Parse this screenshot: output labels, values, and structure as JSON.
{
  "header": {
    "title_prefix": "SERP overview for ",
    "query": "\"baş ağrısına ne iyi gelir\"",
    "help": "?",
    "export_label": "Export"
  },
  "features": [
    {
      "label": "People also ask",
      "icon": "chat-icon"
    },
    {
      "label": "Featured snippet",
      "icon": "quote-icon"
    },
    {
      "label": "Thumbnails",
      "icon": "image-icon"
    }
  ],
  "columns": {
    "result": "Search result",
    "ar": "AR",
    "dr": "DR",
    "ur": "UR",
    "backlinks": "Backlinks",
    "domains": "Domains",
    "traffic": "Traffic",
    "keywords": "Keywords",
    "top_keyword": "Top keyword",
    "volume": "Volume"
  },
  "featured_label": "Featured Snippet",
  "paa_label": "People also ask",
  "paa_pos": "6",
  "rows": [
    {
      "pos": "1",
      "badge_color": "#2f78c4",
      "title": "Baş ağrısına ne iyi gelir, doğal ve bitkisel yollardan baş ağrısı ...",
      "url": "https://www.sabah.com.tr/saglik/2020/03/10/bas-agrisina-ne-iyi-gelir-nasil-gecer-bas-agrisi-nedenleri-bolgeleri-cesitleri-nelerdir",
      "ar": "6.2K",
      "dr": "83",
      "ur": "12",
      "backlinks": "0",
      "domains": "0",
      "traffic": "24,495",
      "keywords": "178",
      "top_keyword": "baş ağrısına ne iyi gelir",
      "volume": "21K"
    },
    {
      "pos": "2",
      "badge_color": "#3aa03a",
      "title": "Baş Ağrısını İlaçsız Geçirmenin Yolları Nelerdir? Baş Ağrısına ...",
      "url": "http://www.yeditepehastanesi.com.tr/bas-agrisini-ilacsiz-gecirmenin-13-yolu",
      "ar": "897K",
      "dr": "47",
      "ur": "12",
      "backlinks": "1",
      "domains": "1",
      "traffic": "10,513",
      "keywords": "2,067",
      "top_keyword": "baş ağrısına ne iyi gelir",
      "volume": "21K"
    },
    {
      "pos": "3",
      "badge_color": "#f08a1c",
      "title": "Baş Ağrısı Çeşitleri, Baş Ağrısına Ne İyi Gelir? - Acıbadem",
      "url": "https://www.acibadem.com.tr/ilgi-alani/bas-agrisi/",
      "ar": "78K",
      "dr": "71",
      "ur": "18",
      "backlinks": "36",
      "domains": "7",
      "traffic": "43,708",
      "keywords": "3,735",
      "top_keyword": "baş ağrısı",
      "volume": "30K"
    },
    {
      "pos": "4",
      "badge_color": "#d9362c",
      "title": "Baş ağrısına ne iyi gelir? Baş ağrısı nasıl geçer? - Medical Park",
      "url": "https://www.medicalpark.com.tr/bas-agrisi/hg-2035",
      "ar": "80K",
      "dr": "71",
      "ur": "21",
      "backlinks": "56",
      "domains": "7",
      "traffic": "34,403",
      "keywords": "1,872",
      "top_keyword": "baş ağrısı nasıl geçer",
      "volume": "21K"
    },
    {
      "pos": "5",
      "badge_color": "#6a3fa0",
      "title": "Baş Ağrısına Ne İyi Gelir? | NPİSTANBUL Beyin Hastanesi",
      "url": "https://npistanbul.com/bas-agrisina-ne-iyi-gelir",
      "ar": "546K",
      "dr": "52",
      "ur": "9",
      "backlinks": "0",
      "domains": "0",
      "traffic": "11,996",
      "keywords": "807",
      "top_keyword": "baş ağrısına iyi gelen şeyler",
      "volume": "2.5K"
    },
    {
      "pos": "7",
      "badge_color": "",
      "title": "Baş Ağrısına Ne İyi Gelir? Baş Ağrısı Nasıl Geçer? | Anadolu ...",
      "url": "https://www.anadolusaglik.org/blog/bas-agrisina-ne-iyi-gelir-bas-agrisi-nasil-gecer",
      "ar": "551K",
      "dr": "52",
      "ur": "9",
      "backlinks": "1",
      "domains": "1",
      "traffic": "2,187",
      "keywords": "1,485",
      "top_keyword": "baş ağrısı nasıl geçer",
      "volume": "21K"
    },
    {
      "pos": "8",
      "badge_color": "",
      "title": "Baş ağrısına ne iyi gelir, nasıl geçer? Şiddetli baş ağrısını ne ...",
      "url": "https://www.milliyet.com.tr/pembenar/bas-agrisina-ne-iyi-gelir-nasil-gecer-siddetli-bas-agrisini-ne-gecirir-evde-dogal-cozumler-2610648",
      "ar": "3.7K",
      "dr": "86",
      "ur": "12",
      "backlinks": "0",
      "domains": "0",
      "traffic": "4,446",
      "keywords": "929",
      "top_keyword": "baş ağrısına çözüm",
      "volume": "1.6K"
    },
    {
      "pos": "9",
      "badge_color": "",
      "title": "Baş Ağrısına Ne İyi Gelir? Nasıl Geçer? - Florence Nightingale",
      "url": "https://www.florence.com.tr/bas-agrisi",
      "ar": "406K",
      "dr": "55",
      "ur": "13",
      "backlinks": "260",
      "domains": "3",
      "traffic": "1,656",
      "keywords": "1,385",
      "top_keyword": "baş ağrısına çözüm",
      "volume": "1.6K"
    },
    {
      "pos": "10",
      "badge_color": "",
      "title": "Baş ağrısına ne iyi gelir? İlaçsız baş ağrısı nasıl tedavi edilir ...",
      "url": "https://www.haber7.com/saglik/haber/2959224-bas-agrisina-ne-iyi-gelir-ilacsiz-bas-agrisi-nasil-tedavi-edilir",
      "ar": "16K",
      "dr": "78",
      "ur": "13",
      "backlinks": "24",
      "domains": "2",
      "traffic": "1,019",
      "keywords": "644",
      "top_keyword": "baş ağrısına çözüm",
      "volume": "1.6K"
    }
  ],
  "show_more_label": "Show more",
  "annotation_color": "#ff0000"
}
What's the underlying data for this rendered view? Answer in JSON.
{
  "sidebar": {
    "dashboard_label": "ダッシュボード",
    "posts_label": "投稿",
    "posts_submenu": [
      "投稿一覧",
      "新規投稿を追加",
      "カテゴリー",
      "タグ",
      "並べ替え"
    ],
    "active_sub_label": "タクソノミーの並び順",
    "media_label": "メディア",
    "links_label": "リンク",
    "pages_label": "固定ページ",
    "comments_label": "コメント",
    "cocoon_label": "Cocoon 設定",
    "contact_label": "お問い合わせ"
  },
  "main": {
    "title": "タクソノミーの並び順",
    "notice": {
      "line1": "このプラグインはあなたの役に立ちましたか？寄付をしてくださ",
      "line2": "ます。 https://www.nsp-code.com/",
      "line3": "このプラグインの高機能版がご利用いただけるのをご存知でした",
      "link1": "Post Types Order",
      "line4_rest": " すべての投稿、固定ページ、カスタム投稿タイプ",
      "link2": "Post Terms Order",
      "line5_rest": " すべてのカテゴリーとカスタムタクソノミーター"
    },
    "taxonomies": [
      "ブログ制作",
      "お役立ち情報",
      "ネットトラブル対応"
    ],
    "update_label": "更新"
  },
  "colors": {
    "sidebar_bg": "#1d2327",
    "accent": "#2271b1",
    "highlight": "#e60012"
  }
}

_ _ _ _ _

## Requirement
Word for word, extract all the records.

## Exercise output
Parse this screenshot: output labels, values, and structure as JSON.
{
  "header": {
    "title_prefix": "SERP overview for ",
    "query": "\"baş ağrısına ne iyi gelir\"",
    "help": "?",
    "export_label": "Export"
  },
  "features": [
    {
      "label": "People also ask",
      "icon": "chat-icon"
    },
    {
      "label": "Featured snippet",
      "icon": "quote-icon"
    },
    {
      "label": "Thumbnails",
      "icon": "image-icon"
    }
  ],
  "columns": {
    "result": "Search result",
    "ar": "AR",
    "dr": "DR",
    "ur": "UR",
    "backlinks": "Backlinks",
    "domains": "Domains",
    "traffic": "Traffic",
    "keywords": "Keywords",
    "top_keyword": "Top keyword",
    "volume": "Volume"
  },
  "featured_label": "Featured Snippet",
  "paa_label": "People also ask",
  "paa_pos": "6",
  "rows": [
    {
      "pos": "1",
      "badge_color": "#2f78c4",
      "title": "Baş ağrısına ne iyi gelir, doğal ve bitkisel yollardan baş ağrısı ...",
      "url": "https://www.sabah.com.tr/saglik/2020/03/10/bas-agrisina-ne-iyi-gelir-nasil-gecer-bas-agrisi-nedenleri-bolgeleri-cesitleri-nelerdir",
      "ar": "6.2K",
      "dr": "83",
      "ur": "12",
      "backlinks": "0",
      "domains": "0",
      "traffic": "24,495",
      "keywords": "178",
      "top_keyword": "baş ağrısına ne iyi gelir",
      "volume": "21K"
    },
    {
      "pos": "2",
      "badge_color": "#3aa03a",
      "title": "Baş Ağrısını İlaçsız Geçirmenin Yolları Nelerdir? Baş Ağrısına ...",
      "url": "http://www.yeditepehastanesi.com.tr/bas-agrisini-ilacsiz-gecirmenin-13-yolu",
      "ar": "897K",
      "dr": "47",
      "ur": "12",
      "backlinks": "1",
      "domains": "1",
      "traffic": "10,513",
      "keywords": "2,067",
      "top_keyword": "baş ağrısına ne iyi gelir",
      "volume": "21K"
    },
    {
      "pos": "3",
      "badge_color": "#f08a1c",
      "title": "Baş Ağrısı Çeşitleri, Baş Ağrısına Ne İyi Gelir? - Acıbadem",
      "url": "https://www.acibadem.com.tr/ilgi-alani/bas-agrisi/",
      "ar": "78K",
      "dr": "71",
      "ur": "18",
      "backlinks": "36",
      "domains": "7",
      "traffic": "43,708",
      "keywords": "3,735",
      "top_keyword": "baş ağrısı",
      "volume": "30K"
    },
    {
      "pos": "4",
      "badge_color": "#d9362c",
      "title": "Baş ağrısına ne iyi gelir? Baş ağrısı nasıl geçer? - Medical Park",
      "url": "https://www.medicalpark.com.tr/bas-agrisi/hg-2035",
      "ar": "80K",
      "dr": "71",
      "ur": "21",
      "backlinks": "56",
      "domains": "7",
      "traffic": "34,403",
      "keywords": "1,872",
      "top_keyword": "baş ağrısı nasıl geçer",
      "volume": "21K"
    },
    {
      "pos": "5",
      "badge_color": "#6a3fa0",
      "title": "Baş Ağrısına Ne İyi Gelir? | NPİSTANBUL Beyin Hastanesi",
      "url": "https://npistanbul.com/bas-agrisina-ne-iyi-gelir",
      "ar": "546K",
      "dr": "52",
      "ur": "9",
      "backlinks": "0",
      "domains": "0",
      "traffic": "11,996",
      "keywords": "807",
      "top_keyword": "baş ağrısına iyi gelen şeyler",
      "volume": "2.5K"
    },
    {
      "pos": "7",
      "badge_color": "",
      "title": "Baş Ağrısına Ne İyi Gelir? Baş Ağrısı Nasıl Geçer? | Anadolu ...",
      "url": "https://www.anadolusaglik.org/blog/bas-agrisina-ne-iyi-gelir-bas-agrisi-nasil-gecer",
      "ar": "551K",
      "dr": "52",
      "ur": "9",
      "backlinks": "1",
      "domains": "1",
      "traffic": "2,187",
      "keywords": "1,485",
      "top_keyword": "baş ağrısı nasıl geçer",
      "volume": "21K"
    },
    {
      "pos": "8",
      "badge_color": "",
      "title": "Baş ağrısına ne iyi gelir, nasıl geçer? Şiddetli baş ağrısını ne ...",
      "url": "https://www.milliyet.com.tr/pembenar/bas-agrisina-ne-iyi-gelir-nasil-gecer-siddetli-bas-agrisini-ne-gecirir-evde-dogal-cozumler-2610648",
      "ar": "3.7K",
      "dr": "86",
      "ur": "12",
      "backlinks": "0",
      "domains": "0",
      "traffic": "4,446",
      "keywords": "929",
      "top_keyword": "baş ağrısına çözüm",
      "volume": "1.6K"
    },
    {
      "pos": "9",
      "badge_color": "",
      "title": "Baş Ağrısına Ne İyi Gelir? Nasıl Geçer? - Florence Nightingale",
      "url": "https://www.florence.com.tr/bas-agrisi",
      "ar": "406K",
      "dr": "55",
      "ur": "13",
      "backlinks": "260",
      "domains": "3",
      "traffic": "1,656",
      "keywords": "1,385",
      "top_keyword": "baş ağrısına çözüm",
      "volume": "1.6K"
    },
    {
      "pos": "10",
      "badge_color": "",
      "title": "Baş ağrısına ne iyi gelir? İlaçsız baş ağrısı nasıl tedavi edilir ...",
      "url": "https://www.haber7.com/saglik/haber/2959224-bas-agrisina-ne-iyi-gelir-ilacsiz-bas-agrisi-nasil-tedavi-edilir",
      "ar": "16K",
      "dr": "78",
      "ur": "13",
      "backlinks": "24",
      "domains": "2",
      "traffic": "1,019",
      "keywords": "644",
      "top_keyword": "baş ağrısına çözüm",
      "volume": "1.6K"
    }
  ],
  "show_more_label": "Show more",
  "annotation_color": "#ff0000"
}
What's the underlying data for this rendered view? Answer in JSON.
{
  "sidebar": {
    "dashboard_label": "ダッシュボード",
    "posts_label": "投稿",
    "posts_submenu": [
      "投稿一覧",
      "新規投稿を追加",
      "カテゴリー",
      "タグ",
      "並べ替え"
    ],
    "active_sub_label": "タクソノミーの並び順",
    "media_label": "メディア",
    "links_label": "リンク",
    "pages_label": "固定ページ",
    "comments_label": "コメント",
    "cocoon_label": "Cocoon 設定",
    "contact_label": "お問い合わせ"
  },
  "main": {
    "title": "タクソノミーの並び順",
    "notice": {
      "line1": "このプラグインはあなたの役に立ちましたか？寄付をしてくださ",
      "line2": "ます。 https://www.nsp-code.com/",
      "line3": "このプラグインの高機能版がご利用いただけるのをご存知でした",
      "link1": "Post Types Order",
      "line4_rest": " すべての投稿、固定ページ、カスタム投稿タイプ",
      "link2": "Post Terms Order",
      "line5_rest": " すべてのカテゴリーとカスタムタクソノミーター"
    },
    "taxonomies": [
      "ブログ制作",
      "お役立ち情報",
      "ネットトラブル対応"
    ],
    "update_label": "更新"
  },
  "colors": {
    "sidebar_bg": "#1d2327",
    "accent": "#2271b1",
    "highlight": "#e60012"
  }
}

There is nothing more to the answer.